SET EXERCISE —
Check each line of the records below for the string "this", then state how many lines contain it, with no other output.

Data items
--- Begin ---

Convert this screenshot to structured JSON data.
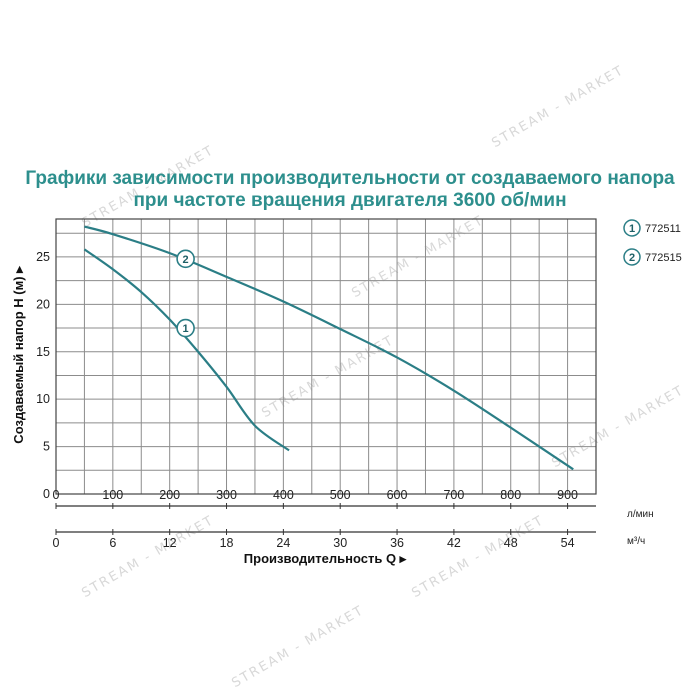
{
  "chart_data": {
    "type": "line",
    "title_lines": [
      "Графики зависимости производительности от создаваемого напора",
      "при частоте вращения двигателя 3600 об/мин"
    ],
    "ylabel": "Создаваемый напор H (м) ▸",
    "xlabel": "Производительность Q ▸",
    "x_unit": "л/мин",
    "x2_unit": "м³/ч",
    "xlim": [
      0,
      950
    ],
    "ylim": [
      0,
      29
    ],
    "x_ticks": [
      0,
      100,
      200,
      300,
      400,
      500,
      600,
      700,
      800,
      900
    ],
    "x2_ticks": [
      0,
      6,
      12,
      18,
      24,
      30,
      36,
      42,
      48,
      54
    ],
    "y_ticks": [
      0,
      5,
      10,
      15,
      20,
      25
    ],
    "grid": true,
    "legend_position": "top-right",
    "series": [
      {
        "name": "772511",
        "marker": "1",
        "color": "#2b7e86",
        "points": [
          [
            50,
            25.8
          ],
          [
            100,
            23.7
          ],
          [
            150,
            21.3
          ],
          [
            200,
            18.4
          ],
          [
            250,
            15.0
          ],
          [
            300,
            11.3
          ],
          [
            350,
            7.2
          ],
          [
            410,
            4.6
          ]
        ],
        "label_at": [
          228,
          17.5
        ]
      },
      {
        "name": "772515",
        "marker": "2",
        "color": "#2b7e86",
        "points": [
          [
            50,
            28.2
          ],
          [
            100,
            27.4
          ],
          [
            200,
            25.4
          ],
          [
            300,
            22.9
          ],
          [
            400,
            20.3
          ],
          [
            500,
            17.4
          ],
          [
            600,
            14.4
          ],
          [
            700,
            10.9
          ],
          [
            800,
            7.0
          ],
          [
            910,
            2.6
          ]
        ],
        "label_at": [
          228,
          24.8
        ]
      }
    ]
  },
  "watermark": "STREAM - MARKET"
}
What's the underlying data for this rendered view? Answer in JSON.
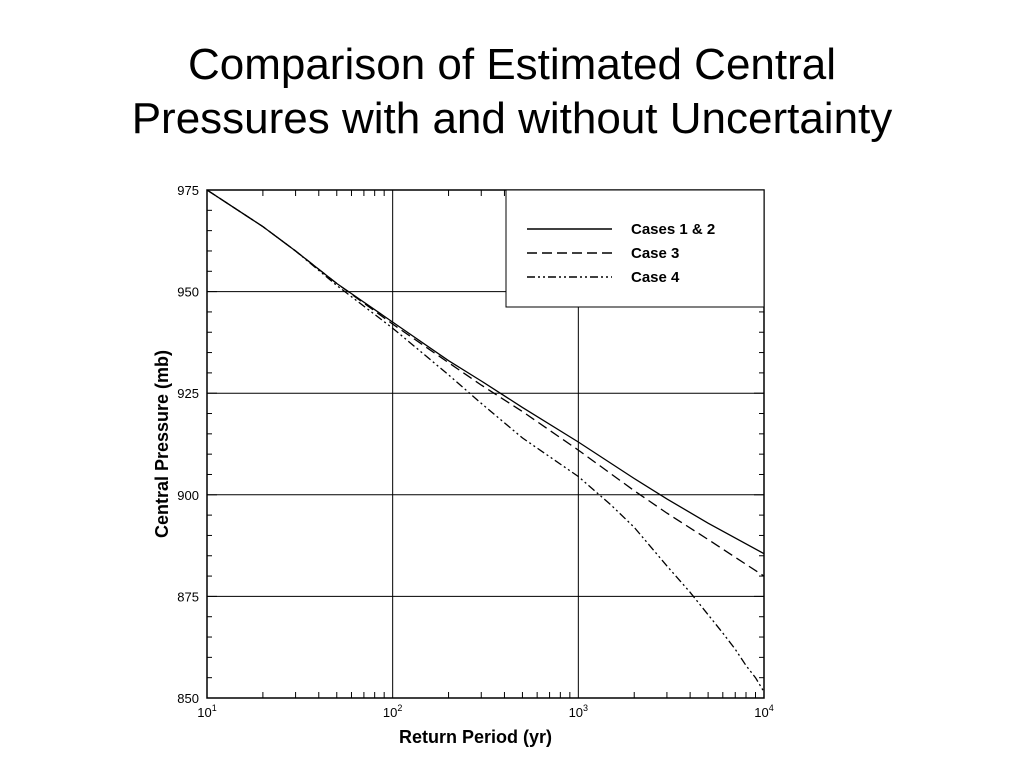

--- End ---

FULL RESPONSE —
2